Data lines.
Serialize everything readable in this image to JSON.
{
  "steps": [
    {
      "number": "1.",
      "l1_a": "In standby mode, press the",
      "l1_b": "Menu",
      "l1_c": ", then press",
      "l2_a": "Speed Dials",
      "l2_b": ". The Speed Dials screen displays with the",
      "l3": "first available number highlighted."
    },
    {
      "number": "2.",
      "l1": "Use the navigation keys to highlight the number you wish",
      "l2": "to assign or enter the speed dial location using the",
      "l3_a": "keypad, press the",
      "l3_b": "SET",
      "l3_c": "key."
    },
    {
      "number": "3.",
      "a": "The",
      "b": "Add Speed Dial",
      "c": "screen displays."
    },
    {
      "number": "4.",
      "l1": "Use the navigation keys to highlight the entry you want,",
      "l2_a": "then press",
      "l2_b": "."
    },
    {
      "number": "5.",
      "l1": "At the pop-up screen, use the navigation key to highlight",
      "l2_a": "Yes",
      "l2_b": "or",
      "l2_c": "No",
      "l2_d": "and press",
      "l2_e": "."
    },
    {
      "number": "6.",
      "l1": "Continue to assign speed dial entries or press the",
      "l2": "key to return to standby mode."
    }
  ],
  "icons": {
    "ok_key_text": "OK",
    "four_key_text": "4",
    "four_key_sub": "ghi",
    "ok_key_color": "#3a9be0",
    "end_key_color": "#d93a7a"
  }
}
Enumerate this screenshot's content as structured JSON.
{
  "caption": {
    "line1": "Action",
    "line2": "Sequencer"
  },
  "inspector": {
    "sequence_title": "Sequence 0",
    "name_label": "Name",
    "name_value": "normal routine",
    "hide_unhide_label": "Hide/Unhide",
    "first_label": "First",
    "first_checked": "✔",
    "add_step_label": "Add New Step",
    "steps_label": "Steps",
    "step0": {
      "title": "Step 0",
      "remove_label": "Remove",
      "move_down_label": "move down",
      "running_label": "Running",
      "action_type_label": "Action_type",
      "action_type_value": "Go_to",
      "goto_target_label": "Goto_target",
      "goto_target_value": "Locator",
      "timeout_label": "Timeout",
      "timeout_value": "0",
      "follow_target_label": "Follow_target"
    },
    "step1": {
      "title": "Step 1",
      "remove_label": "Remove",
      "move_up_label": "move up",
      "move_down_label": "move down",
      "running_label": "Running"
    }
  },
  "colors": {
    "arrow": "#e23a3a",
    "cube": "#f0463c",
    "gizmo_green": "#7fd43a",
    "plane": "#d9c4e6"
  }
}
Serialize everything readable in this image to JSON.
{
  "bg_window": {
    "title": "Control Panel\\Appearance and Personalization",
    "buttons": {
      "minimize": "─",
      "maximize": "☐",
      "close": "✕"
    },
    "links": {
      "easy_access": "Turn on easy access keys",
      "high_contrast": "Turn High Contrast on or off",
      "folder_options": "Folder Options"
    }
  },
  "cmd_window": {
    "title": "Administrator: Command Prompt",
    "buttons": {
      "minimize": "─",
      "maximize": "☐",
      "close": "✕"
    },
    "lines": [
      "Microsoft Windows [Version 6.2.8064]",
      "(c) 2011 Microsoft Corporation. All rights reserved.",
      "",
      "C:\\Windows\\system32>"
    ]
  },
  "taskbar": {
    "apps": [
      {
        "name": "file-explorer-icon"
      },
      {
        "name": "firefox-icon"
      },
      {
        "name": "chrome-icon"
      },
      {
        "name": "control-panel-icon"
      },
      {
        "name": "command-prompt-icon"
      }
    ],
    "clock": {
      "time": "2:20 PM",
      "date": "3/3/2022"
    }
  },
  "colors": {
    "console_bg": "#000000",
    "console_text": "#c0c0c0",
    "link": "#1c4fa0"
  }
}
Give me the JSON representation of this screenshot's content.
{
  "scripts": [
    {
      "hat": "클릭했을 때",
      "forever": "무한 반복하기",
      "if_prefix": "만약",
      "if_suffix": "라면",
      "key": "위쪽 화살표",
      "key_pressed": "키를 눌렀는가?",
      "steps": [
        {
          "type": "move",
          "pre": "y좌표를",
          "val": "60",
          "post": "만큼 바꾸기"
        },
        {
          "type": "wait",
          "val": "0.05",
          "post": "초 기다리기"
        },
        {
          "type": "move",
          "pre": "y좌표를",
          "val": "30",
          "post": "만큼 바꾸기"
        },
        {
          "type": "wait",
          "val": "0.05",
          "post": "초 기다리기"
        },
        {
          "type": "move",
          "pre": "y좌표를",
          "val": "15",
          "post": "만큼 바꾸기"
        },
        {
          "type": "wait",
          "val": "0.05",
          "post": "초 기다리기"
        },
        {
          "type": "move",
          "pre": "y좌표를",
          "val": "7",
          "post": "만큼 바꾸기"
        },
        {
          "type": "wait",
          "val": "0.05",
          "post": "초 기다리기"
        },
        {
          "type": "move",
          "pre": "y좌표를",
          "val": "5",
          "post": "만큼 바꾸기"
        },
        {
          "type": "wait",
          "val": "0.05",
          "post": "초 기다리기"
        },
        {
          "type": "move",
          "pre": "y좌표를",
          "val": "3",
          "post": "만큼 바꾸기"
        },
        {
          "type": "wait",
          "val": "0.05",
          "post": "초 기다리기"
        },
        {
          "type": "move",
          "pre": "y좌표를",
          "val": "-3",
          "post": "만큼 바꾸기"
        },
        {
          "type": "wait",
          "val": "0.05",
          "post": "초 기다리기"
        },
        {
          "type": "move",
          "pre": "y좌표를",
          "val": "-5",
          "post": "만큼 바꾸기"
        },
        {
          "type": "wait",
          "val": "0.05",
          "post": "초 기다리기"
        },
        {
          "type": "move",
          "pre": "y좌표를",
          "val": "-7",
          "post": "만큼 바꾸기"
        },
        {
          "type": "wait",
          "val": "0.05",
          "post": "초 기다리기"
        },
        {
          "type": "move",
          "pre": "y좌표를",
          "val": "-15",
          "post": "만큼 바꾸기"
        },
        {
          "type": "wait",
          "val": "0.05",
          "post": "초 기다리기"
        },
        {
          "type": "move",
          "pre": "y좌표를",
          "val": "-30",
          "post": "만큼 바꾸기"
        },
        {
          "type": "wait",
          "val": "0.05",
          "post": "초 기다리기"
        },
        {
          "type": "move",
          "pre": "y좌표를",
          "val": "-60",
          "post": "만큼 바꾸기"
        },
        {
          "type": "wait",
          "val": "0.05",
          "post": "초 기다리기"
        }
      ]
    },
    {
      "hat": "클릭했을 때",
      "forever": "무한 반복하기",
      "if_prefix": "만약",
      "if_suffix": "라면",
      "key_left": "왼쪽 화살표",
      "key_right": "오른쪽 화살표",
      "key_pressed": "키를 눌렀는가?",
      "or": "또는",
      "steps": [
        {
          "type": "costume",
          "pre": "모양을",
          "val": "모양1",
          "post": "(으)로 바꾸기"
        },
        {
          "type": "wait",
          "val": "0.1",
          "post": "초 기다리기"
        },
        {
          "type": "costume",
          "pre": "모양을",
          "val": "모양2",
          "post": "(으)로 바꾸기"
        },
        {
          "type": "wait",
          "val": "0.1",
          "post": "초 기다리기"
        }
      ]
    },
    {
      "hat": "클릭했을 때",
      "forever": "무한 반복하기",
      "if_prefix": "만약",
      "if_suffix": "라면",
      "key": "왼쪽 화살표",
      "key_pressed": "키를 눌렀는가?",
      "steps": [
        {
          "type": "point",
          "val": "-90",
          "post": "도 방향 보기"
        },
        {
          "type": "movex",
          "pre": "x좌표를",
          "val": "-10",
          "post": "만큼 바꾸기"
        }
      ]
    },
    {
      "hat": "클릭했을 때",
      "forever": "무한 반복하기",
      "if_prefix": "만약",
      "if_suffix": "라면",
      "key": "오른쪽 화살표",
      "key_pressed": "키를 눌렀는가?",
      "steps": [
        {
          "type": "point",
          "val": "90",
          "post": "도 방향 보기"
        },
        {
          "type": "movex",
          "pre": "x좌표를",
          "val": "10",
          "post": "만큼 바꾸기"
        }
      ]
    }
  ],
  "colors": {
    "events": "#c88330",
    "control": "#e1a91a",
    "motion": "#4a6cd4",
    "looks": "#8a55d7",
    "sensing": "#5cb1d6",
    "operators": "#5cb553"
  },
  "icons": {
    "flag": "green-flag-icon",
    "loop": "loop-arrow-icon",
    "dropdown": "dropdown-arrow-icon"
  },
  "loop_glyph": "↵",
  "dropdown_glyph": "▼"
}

Brief. Copy out every line holding the string "keys".

Response to this task.
      "l1": "Use the navigation keys to highlight the number you wish",
      "l1": "Use the navigation keys to highlight the entry you want,",
      "easy_access": "Turn on easy access keys",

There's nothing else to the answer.